■ **Problem**
Copy every line of the listing that holds the string "text".

■ **Provided material**
— BEGIN —
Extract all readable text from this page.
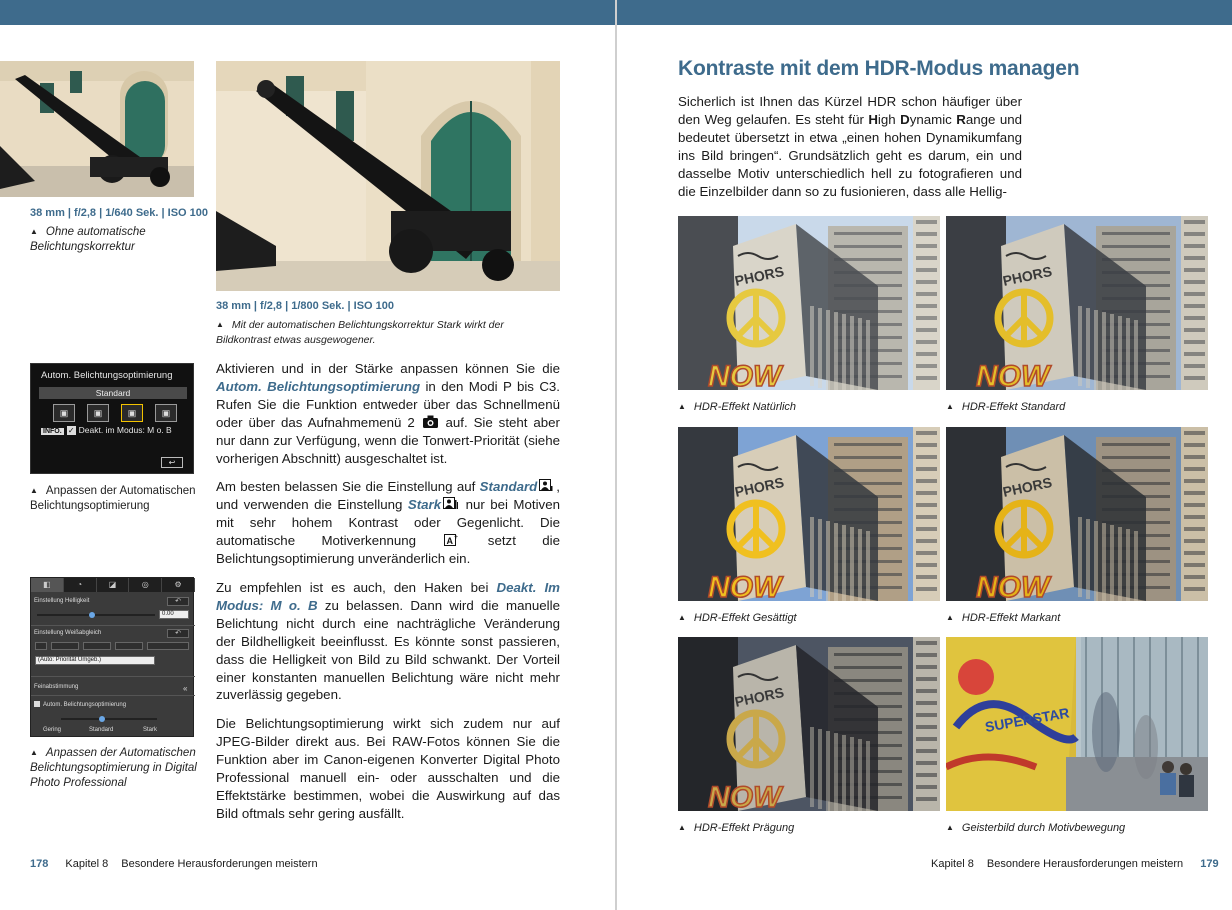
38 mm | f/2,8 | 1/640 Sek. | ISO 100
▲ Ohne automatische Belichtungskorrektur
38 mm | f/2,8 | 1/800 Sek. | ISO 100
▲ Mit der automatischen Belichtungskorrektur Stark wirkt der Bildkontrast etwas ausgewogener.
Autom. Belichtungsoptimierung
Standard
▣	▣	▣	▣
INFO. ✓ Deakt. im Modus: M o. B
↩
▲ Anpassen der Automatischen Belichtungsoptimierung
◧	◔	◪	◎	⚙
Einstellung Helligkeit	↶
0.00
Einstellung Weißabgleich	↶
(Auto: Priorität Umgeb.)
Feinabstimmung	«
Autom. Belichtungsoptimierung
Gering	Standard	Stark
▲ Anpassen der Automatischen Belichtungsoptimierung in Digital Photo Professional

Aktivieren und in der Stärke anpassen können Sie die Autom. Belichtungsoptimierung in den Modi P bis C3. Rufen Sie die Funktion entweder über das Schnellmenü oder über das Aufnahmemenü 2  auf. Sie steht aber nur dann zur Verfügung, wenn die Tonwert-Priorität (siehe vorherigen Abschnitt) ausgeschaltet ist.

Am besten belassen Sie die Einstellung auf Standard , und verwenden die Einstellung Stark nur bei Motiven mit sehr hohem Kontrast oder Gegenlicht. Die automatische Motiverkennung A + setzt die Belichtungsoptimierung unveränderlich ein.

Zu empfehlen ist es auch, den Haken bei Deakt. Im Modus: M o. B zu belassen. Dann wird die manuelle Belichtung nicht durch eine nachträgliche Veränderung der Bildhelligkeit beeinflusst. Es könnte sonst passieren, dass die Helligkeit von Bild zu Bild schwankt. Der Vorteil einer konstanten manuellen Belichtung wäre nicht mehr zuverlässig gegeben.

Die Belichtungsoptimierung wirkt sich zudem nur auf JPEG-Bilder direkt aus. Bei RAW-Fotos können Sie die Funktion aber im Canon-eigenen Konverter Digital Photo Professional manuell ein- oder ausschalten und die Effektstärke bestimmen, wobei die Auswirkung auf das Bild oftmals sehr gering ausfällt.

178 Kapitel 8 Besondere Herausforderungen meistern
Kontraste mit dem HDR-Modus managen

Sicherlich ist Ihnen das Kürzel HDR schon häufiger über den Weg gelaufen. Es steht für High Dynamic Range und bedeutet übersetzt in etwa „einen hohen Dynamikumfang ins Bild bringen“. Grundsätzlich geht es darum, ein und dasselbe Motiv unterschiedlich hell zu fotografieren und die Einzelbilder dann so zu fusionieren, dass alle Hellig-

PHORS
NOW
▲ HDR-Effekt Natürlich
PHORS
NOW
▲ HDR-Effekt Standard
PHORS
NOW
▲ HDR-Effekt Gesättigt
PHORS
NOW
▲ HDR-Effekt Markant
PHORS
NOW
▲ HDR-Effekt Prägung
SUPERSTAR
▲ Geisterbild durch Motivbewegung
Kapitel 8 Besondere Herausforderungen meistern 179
— END —
— BEGIN —
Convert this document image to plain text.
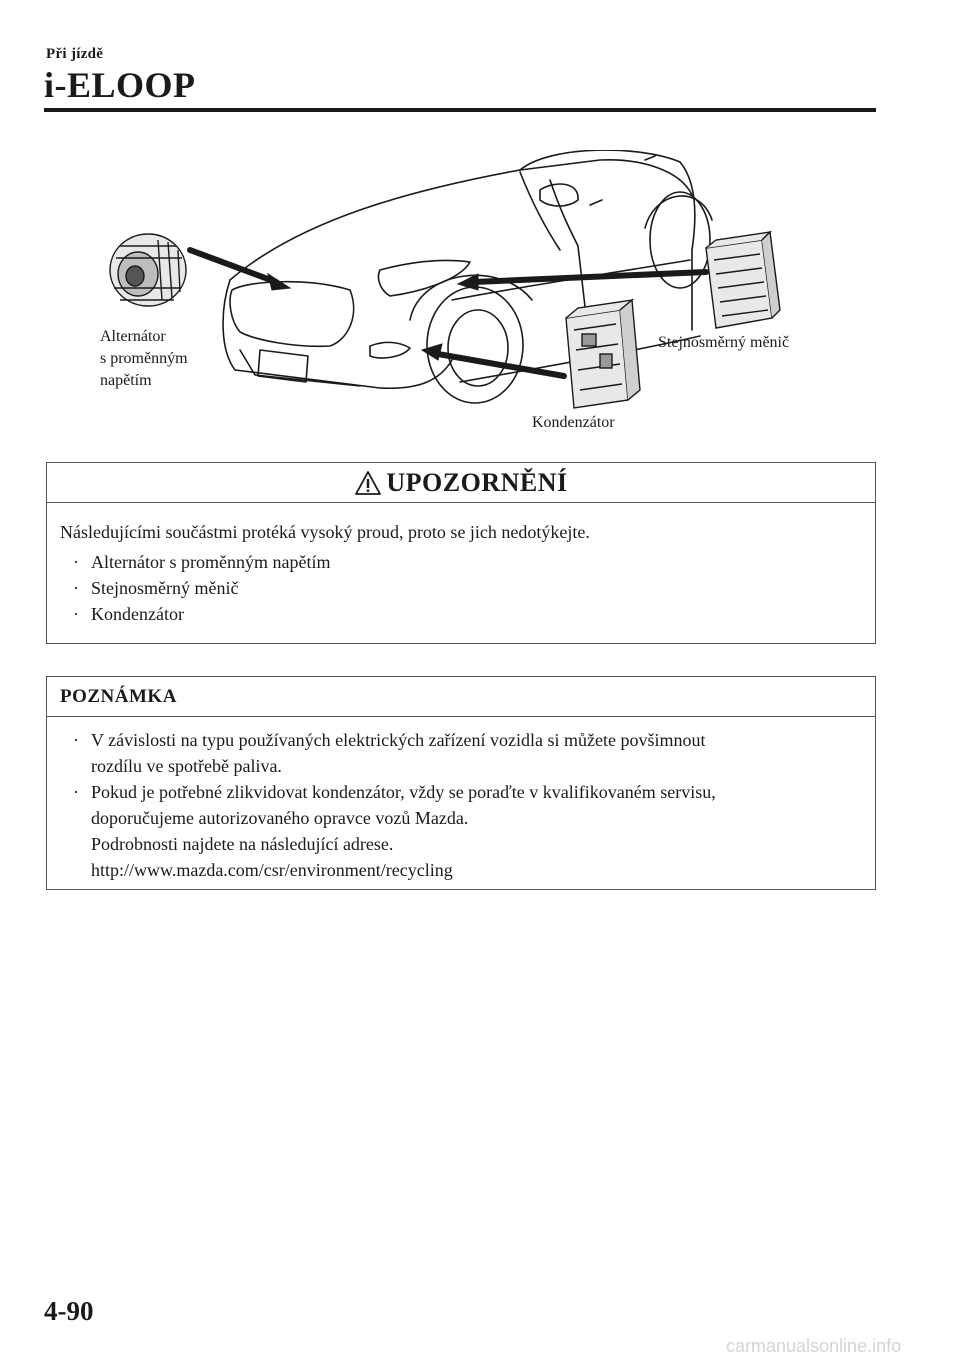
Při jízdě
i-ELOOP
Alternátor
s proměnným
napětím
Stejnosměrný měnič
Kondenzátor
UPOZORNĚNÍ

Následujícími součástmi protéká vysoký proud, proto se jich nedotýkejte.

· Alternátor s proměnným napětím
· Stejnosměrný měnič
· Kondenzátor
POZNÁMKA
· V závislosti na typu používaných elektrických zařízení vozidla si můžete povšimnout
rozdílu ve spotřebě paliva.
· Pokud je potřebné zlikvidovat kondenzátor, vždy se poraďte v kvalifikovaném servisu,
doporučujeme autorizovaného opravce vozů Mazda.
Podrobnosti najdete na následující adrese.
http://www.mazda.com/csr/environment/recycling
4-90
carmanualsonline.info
— END —
— BEGIN —
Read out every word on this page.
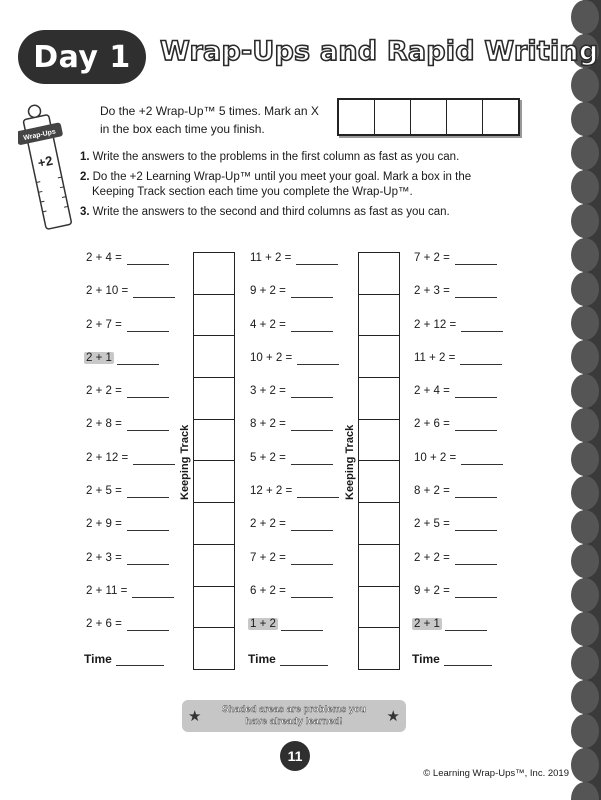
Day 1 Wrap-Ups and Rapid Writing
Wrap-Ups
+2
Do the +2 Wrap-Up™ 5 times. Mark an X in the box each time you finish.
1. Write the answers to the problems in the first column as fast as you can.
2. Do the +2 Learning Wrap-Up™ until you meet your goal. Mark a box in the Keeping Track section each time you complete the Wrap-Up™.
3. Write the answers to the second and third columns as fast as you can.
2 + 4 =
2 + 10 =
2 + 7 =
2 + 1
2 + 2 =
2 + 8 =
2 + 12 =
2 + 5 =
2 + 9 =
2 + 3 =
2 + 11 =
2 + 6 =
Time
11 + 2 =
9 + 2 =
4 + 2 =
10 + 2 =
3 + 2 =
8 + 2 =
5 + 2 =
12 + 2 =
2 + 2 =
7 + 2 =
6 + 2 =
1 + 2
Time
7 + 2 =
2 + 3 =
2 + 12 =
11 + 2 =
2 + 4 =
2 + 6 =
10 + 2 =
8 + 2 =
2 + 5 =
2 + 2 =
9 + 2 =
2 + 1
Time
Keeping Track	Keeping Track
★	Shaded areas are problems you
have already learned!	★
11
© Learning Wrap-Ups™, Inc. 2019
— END —
■ **Solution to this problem**
Extract all readable text from this page.
Convert this document image to plain text.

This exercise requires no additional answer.